Direction:
From the listing that follows, output everything exactly except the pictures.

Data entries for graphics
+-------+

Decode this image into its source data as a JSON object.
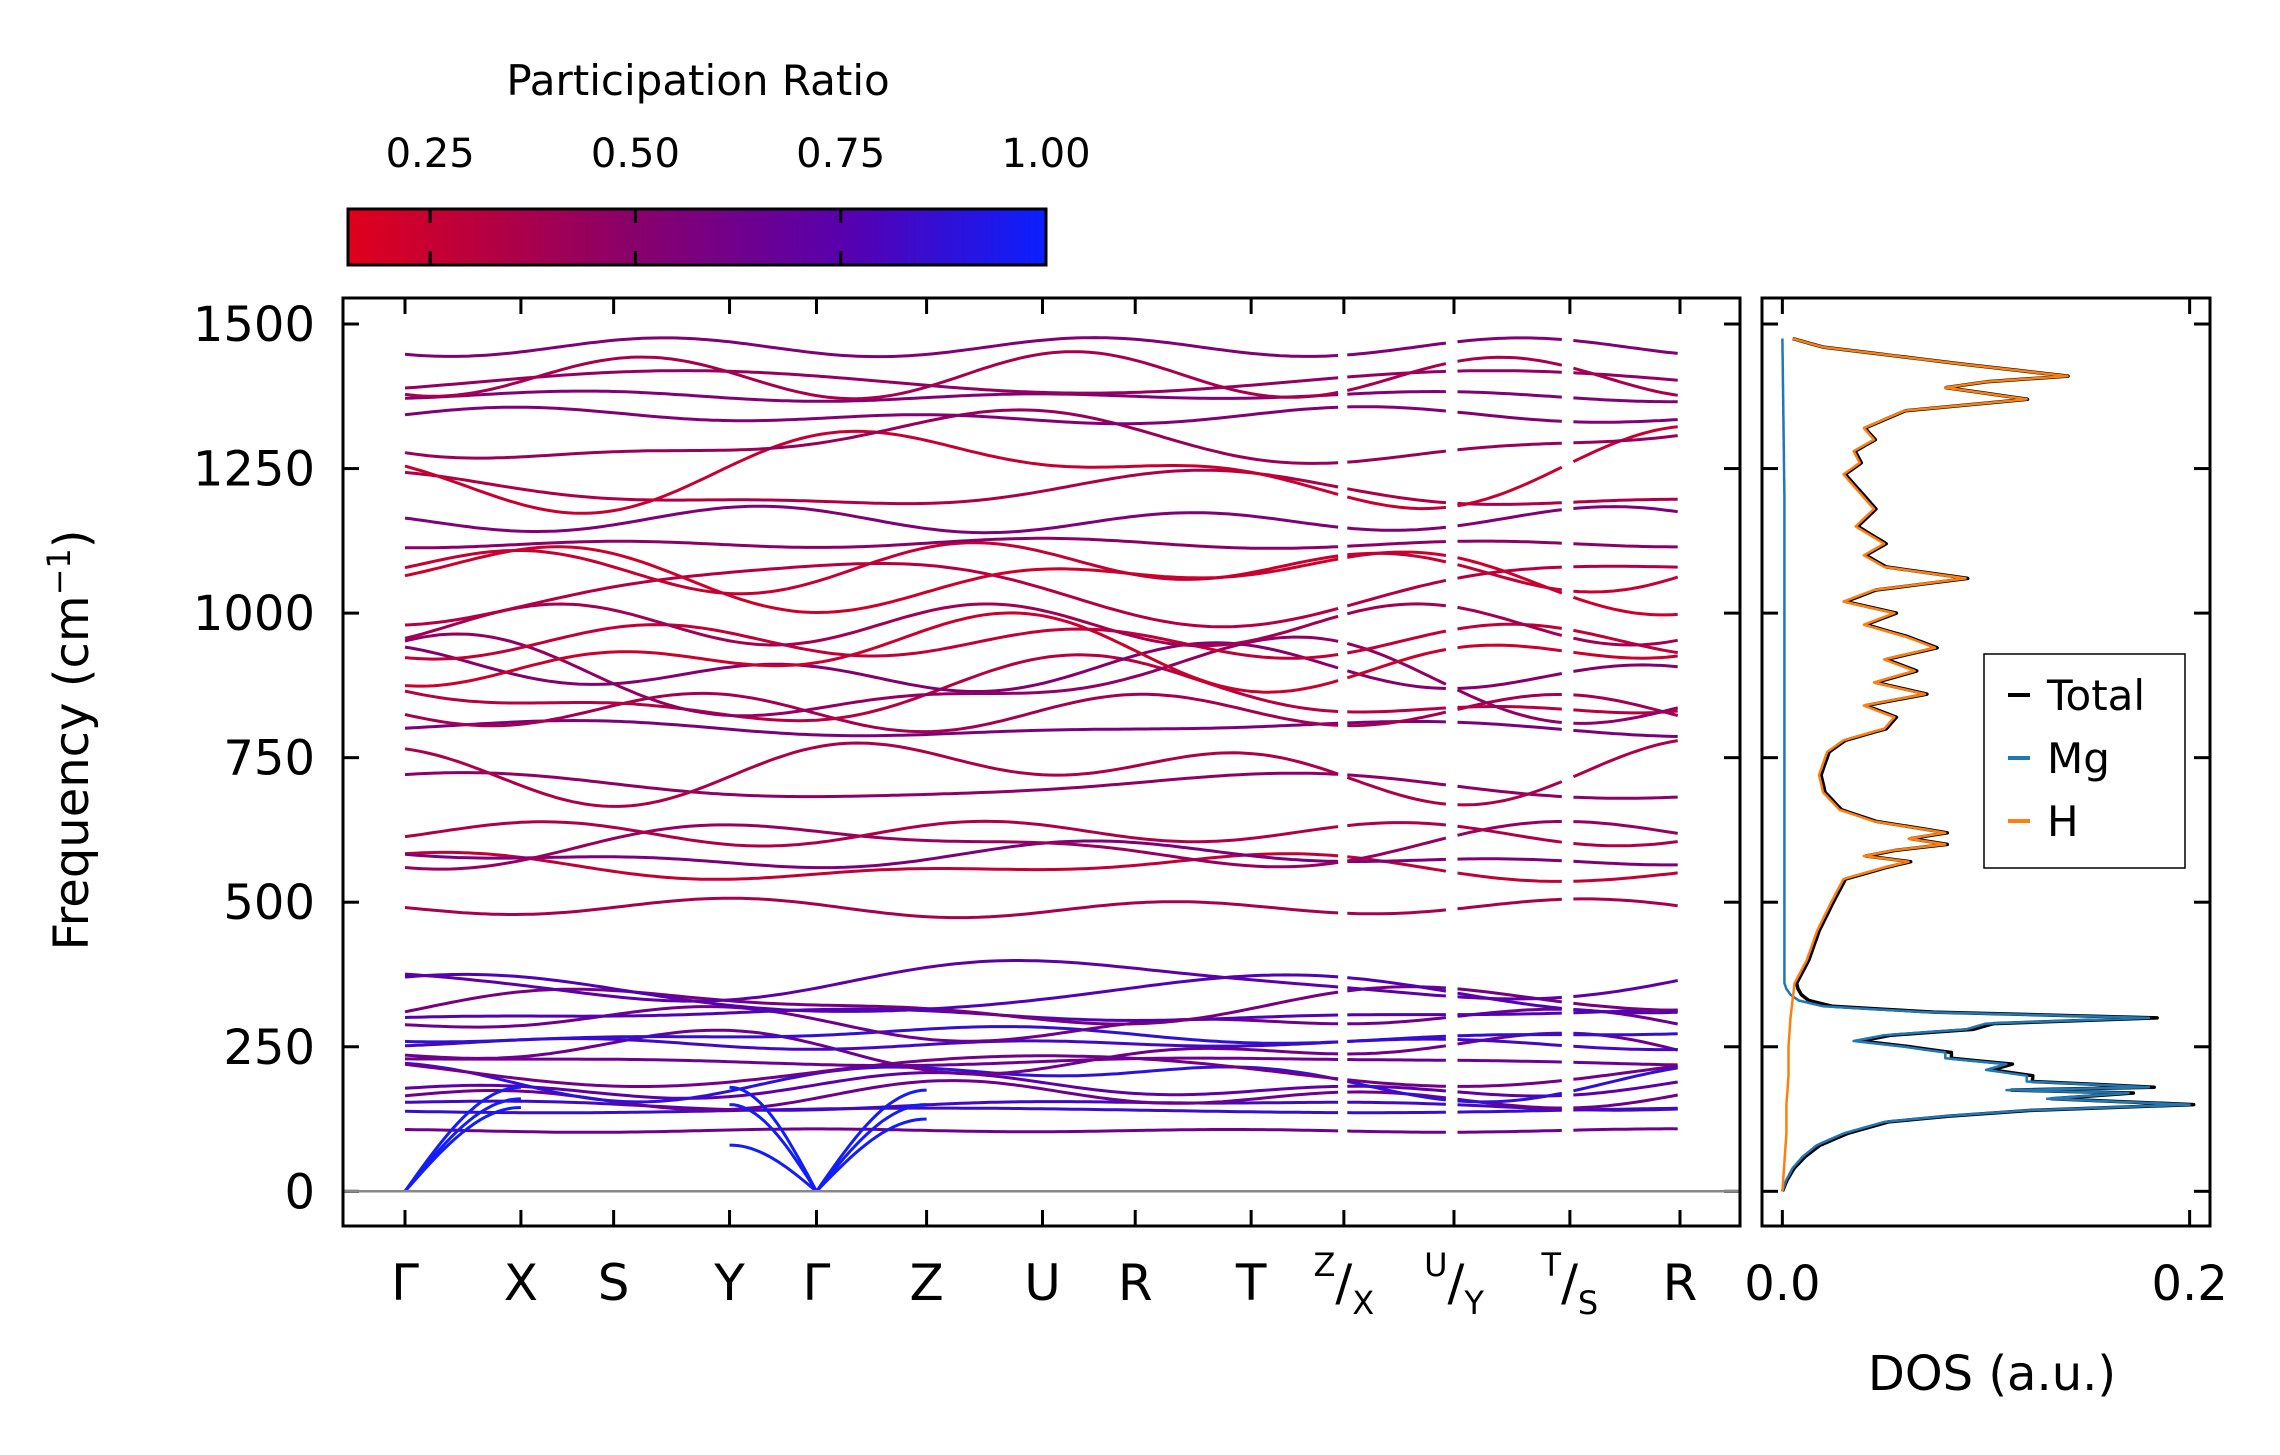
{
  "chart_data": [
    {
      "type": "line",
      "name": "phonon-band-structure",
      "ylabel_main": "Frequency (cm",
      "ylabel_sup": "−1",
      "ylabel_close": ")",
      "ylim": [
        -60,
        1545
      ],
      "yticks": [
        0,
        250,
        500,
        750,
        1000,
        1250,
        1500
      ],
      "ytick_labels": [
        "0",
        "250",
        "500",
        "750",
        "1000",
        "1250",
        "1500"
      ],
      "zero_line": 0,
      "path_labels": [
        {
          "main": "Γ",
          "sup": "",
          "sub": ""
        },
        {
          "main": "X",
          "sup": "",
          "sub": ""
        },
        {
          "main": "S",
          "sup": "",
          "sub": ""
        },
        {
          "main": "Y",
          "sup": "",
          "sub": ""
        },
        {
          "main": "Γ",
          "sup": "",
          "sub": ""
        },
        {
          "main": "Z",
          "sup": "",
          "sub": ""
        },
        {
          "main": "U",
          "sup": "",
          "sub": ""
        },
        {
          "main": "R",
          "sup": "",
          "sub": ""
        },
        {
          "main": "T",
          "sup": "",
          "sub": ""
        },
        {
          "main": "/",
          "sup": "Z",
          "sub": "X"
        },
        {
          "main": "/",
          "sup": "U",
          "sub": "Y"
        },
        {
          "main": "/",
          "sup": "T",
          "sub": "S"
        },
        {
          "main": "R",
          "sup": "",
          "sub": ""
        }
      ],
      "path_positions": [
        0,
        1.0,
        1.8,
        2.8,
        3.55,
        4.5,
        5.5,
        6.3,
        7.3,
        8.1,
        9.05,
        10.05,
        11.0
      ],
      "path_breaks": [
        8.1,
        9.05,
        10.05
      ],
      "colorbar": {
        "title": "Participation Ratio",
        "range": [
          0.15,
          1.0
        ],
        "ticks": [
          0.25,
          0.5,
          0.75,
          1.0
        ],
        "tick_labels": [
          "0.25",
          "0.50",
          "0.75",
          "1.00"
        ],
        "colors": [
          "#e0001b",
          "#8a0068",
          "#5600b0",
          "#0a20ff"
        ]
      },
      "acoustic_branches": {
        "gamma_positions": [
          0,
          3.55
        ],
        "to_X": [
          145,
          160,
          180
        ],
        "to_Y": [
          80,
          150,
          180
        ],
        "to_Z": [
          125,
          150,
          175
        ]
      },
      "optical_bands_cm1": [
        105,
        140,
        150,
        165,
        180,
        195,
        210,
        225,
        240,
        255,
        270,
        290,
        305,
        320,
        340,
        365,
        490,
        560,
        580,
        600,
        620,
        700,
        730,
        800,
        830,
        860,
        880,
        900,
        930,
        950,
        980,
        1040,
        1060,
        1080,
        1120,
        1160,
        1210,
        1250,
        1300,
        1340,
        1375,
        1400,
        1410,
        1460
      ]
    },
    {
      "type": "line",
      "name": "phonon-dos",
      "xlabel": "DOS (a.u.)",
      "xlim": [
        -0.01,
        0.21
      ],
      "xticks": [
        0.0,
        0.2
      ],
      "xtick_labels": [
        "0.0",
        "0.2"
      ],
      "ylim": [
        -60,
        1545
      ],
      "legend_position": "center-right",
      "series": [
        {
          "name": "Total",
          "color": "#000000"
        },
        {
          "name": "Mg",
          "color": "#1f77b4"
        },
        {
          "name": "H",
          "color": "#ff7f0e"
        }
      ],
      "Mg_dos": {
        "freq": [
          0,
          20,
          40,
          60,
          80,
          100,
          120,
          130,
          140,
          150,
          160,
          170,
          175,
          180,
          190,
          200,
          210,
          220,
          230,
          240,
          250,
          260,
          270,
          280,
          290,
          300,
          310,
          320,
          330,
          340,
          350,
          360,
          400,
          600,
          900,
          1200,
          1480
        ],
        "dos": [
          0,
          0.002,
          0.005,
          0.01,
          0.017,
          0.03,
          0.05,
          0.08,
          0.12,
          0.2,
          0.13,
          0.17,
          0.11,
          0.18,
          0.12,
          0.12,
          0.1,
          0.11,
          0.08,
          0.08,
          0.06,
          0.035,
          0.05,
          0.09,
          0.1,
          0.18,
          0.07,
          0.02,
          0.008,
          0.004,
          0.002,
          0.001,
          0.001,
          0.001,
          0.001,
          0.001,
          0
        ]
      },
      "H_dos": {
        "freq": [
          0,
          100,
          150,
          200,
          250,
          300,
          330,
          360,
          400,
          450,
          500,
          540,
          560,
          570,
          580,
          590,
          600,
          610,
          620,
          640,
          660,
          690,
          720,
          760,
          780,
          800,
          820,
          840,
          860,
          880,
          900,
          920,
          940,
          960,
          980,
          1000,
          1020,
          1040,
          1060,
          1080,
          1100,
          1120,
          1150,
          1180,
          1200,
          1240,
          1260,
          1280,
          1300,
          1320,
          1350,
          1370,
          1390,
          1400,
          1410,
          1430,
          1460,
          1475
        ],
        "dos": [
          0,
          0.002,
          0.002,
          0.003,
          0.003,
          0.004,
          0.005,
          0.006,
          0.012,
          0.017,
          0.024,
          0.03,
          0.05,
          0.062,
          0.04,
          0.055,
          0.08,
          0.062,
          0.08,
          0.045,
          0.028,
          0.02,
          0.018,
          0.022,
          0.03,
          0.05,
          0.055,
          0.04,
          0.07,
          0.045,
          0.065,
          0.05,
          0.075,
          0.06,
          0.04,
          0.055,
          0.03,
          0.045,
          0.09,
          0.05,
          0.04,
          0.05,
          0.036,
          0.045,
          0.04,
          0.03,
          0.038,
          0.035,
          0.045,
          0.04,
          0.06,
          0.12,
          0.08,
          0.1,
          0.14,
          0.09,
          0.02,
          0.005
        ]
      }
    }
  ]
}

+-------+

Output:
Decode this image into its source data as a JSON object.
{
  "chart_data": [
    {
      "type": "line",
      "name": "phonon-band-structure",
      "ylabel_main": "Frequency (cm",
      "ylabel_sup": "−1",
      "ylabel_close": ")",
      "ylim": [
        -60,
        1545
      ],
      "yticks": [
        0,
        250,
        500,
        750,
        1000,
        1250,
        1500
      ],
      "ytick_labels": [
        "0",
        "250",
        "500",
        "750",
        "1000",
        "1250",
        "1500"
      ],
      "zero_line": 0,
      "path_labels": [
        {
          "main": "Γ",
          "sup": "",
          "sub": ""
        },
        {
          "main": "X",
          "sup": "",
          "sub": ""
        },
        {
          "main": "S",
          "sup": "",
          "sub": ""
        },
        {
          "main": "Y",
          "sup": "",
          "sub": ""
        },
        {
          "main": "Γ",
          "sup": "",
          "sub": ""
        },
        {
          "main": "Z",
          "sup": "",
          "sub": ""
        },
        {
          "main": "U",
          "sup": "",
          "sub": ""
        },
        {
          "main": "R",
          "sup": "",
          "sub": ""
        },
        {
          "main": "T",
          "sup": "",
          "sub": ""
        },
        {
          "main": "/",
          "sup": "Z",
          "sub": "X"
        },
        {
          "main": "/",
          "sup": "U",
          "sub": "Y"
        },
        {
          "main": "/",
          "sup": "T",
          "sub": "S"
        },
        {
          "main": "R",
          "sup": "",
          "sub": ""
        }
      ],
      "path_positions": [
        0,
        1.0,
        1.8,
        2.8,
        3.55,
        4.5,
        5.5,
        6.3,
        7.3,
        8.1,
        9.05,
        10.05,
        11.0
      ],
      "path_breaks": [
        8.1,
        9.05,
        10.05
      ],
      "colorbar": {
        "title": "Participation Ratio",
        "range": [
          0.15,
          1.0
        ],
        "ticks": [
          0.25,
          0.5,
          0.75,
          1.0
        ],
        "tick_labels": [
          "0.25",
          "0.50",
          "0.75",
          "1.00"
        ],
        "colors": [
          "#e0001b",
          "#8a0068",
          "#5600b0",
          "#0a20ff"
        ]
      },
      "acoustic_branches": {
        "gamma_positions": [
          0,
          3.55
        ],
        "to_X": [
          145,
          160,
          180
        ],
        "to_Y": [
          80,
          150,
          180
        ],
        "to_Z": [
          125,
          150,
          175
        ]
      },
      "optical_bands_cm1": [
        105,
        140,
        150,
        165,
        180,
        195,
        210,
        225,
        240,
        255,
        270,
        290,
        305,
        320,
        340,
        365,
        490,
        560,
        580,
        600,
        620,
        700,
        730,
        800,
        830,
        860,
        880,
        900,
        930,
        950,
        980,
        1040,
        1060,
        1080,
        1120,
        1160,
        1210,
        1250,
        1300,
        1340,
        1375,
        1400,
        1410,
        1460
      ]
    },
    {
      "type": "line",
      "name": "phonon-dos",
      "xlabel": "DOS (a.u.)",
      "xlim": [
        -0.01,
        0.21
      ],
      "xticks": [
        0.0,
        0.2
      ],
      "xtick_labels": [
        "0.0",
        "0.2"
      ],
      "ylim": [
        -60,
        1545
      ],
      "legend_position": "center-right",
      "series": [
        {
          "name": "Total",
          "color": "#000000"
        },
        {
          "name": "Mg",
          "color": "#1f77b4"
        },
        {
          "name": "H",
          "color": "#ff7f0e"
        }
      ],
      "Mg_dos": {
        "freq": [
          0,
          20,
          40,
          60,
          80,
          100,
          120,
          130,
          140,
          150,
          160,
          170,
          175,
          180,
          190,
          200,
          210,
          220,
          230,
          240,
          250,
          260,
          270,
          280,
          290,
          300,
          310,
          320,
          330,
          340,
          350,
          360,
          400,
          600,
          900,
          1200,
          1480
        ],
        "dos": [
          0,
          0.002,
          0.005,
          0.01,
          0.017,
          0.03,
          0.05,
          0.08,
          0.12,
          0.2,
          0.13,
          0.17,
          0.11,
          0.18,
          0.12,
          0.12,
          0.1,
          0.11,
          0.08,
          0.08,
          0.06,
          0.035,
          0.05,
          0.09,
          0.1,
          0.18,
          0.07,
          0.02,
          0.008,
          0.004,
          0.002,
          0.001,
          0.001,
          0.001,
          0.001,
          0.001,
          0
        ]
      },
      "H_dos": {
        "freq": [
          0,
          100,
          150,
          200,
          250,
          300,
          330,
          360,
          400,
          450,
          500,
          540,
          560,
          570,
          580,
          590,
          600,
          610,
          620,
          640,
          660,
          690,
          720,
          760,
          780,
          800,
          820,
          840,
          860,
          880,
          900,
          920,
          940,
          960,
          980,
          1000,
          1020,
          1040,
          1060,
          1080,
          1100,
          1120,
          1150,
          1180,
          1200,
          1240,
          1260,
          1280,
          1300,
          1320,
          1350,
          1370,
          1390,
          1400,
          1410,
          1430,
          1460,
          1475
        ],
        "dos": [
          0,
          0.002,
          0.002,
          0.003,
          0.003,
          0.004,
          0.005,
          0.006,
          0.012,
          0.017,
          0.024,
          0.03,
          0.05,
          0.062,
          0.04,
          0.055,
          0.08,
          0.062,
          0.08,
          0.045,
          0.028,
          0.02,
          0.018,
          0.022,
          0.03,
          0.05,
          0.055,
          0.04,
          0.07,
          0.045,
          0.065,
          0.05,
          0.075,
          0.06,
          0.04,
          0.055,
          0.03,
          0.045,
          0.09,
          0.05,
          0.04,
          0.05,
          0.036,
          0.045,
          0.04,
          0.03,
          0.038,
          0.035,
          0.045,
          0.04,
          0.06,
          0.12,
          0.08,
          0.1,
          0.14,
          0.09,
          0.02,
          0.005
        ]
      }
    }
  ]
}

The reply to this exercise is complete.